** begin EXTRACTED ENTRIES **

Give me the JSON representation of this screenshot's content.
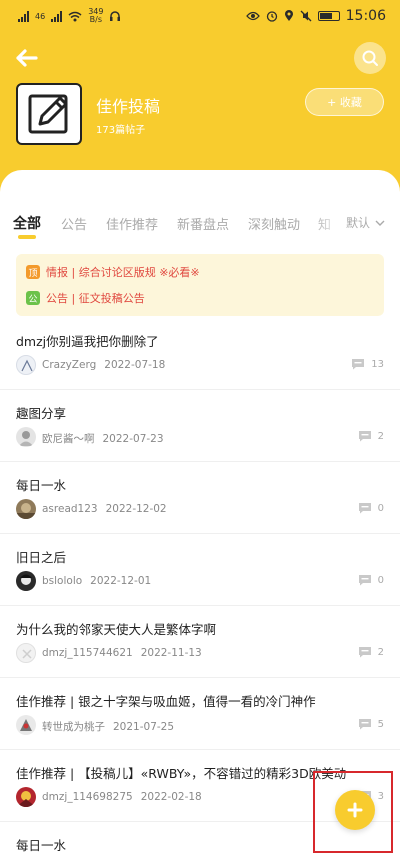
{
  "status_bar": {
    "network": "46",
    "speed_value": "349",
    "speed_unit": "B/s",
    "time": "15:06"
  },
  "board": {
    "title": "佳作投稿",
    "post_count": "173篇帖子",
    "follow_label": "+ 收藏"
  },
  "tabs": [
    "全部",
    "公告",
    "佳作推荐",
    "新番盘点",
    "深刻触动",
    "知"
  ],
  "sort_label": "默认",
  "notices": [
    {
      "tag": "顶",
      "tag_color": "#F39A2B",
      "text": "情报 | 综合讨论区版规 ※必看※"
    },
    {
      "tag": "公",
      "tag_color": "#6CC24A",
      "text": "公告 | 征文投稿公告"
    }
  ],
  "posts": [
    {
      "title": "dmzj你别逼我把你删除了",
      "author": "CrazyZerg",
      "date": "2022-07-18",
      "comments": "13"
    },
    {
      "title": "趣图分享",
      "author": "欧尼酱～啊",
      "date": "2022-07-23",
      "comments": "2"
    },
    {
      "title": "每日一水",
      "author": "asread123",
      "date": "2022-12-02",
      "comments": "0"
    },
    {
      "title": "旧日之后",
      "author": "bslololo",
      "date": "2022-12-01",
      "comments": "0"
    },
    {
      "title": "为什么我的邻家天使大人是繁体字啊",
      "author": "dmzj_115744621",
      "date": "2022-11-13",
      "comments": "2"
    },
    {
      "title": "佳作推荐 | 银之十字架与吸血姬，值得一看的冷门神作",
      "author": "转世成为桃子",
      "date": "2021-07-25",
      "comments": "5"
    },
    {
      "title": "佳作推荐 | 【投稿儿】«RWBY»，不容错过的精彩3D欧美动画",
      "author": "dmzj_114698275",
      "date": "2022-02-18",
      "comments": "3"
    },
    {
      "title": "每日一水",
      "author": "",
      "date": "",
      "comments": ""
    }
  ],
  "colors": {
    "accent": "#F8CC2E",
    "notice_text": "#E0483F",
    "highlight_box": "#D7282C"
  }
}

** end EXTRACTED ENTRIES **

STATED GOAL: Copy the data character for character, but drop all pictures from the copy.

TASK OUTPUT:
Give me the JSON representation of this screenshot's content.
{
  "status_bar": {
    "network": "46",
    "speed_value": "349",
    "speed_unit": "B/s",
    "time": "15:06"
  },
  "board": {
    "title": "佳作投稿",
    "post_count": "173篇帖子",
    "follow_label": "+ 收藏"
  },
  "tabs": [
    "全部",
    "公告",
    "佳作推荐",
    "新番盘点",
    "深刻触动",
    "知"
  ],
  "sort_label": "默认",
  "notices": [
    {
      "tag": "顶",
      "tag_color": "#F39A2B",
      "text": "情报 | 综合讨论区版规 ※必看※"
    },
    {
      "tag": "公",
      "tag_color": "#6CC24A",
      "text": "公告 | 征文投稿公告"
    }
  ],
  "posts": [
    {
      "title": "dmzj你别逼我把你删除了",
      "author": "CrazyZerg",
      "date": "2022-07-18",
      "comments": "13"
    },
    {
      "title": "趣图分享",
      "author": "欧尼酱～啊",
      "date": "2022-07-23",
      "comments": "2"
    },
    {
      "title": "每日一水",
      "author": "asread123",
      "date": "2022-12-02",
      "comments": "0"
    },
    {
      "title": "旧日之后",
      "author": "bslololo",
      "date": "2022-12-01",
      "comments": "0"
    },
    {
      "title": "为什么我的邻家天使大人是繁体字啊",
      "author": "dmzj_115744621",
      "date": "2022-11-13",
      "comments": "2"
    },
    {
      "title": "佳作推荐 | 银之十字架与吸血姬，值得一看的冷门神作",
      "author": "转世成为桃子",
      "date": "2021-07-25",
      "comments": "5"
    },
    {
      "title": "佳作推荐 | 【投稿儿】«RWBY»，不容错过的精彩3D欧美动画",
      "author": "dmzj_114698275",
      "date": "2022-02-18",
      "comments": "3"
    },
    {
      "title": "每日一水",
      "author": "",
      "date": "",
      "comments": ""
    }
  ],
  "colors": {
    "accent": "#F8CC2E",
    "notice_text": "#E0483F",
    "highlight_box": "#D7282C"
  }
}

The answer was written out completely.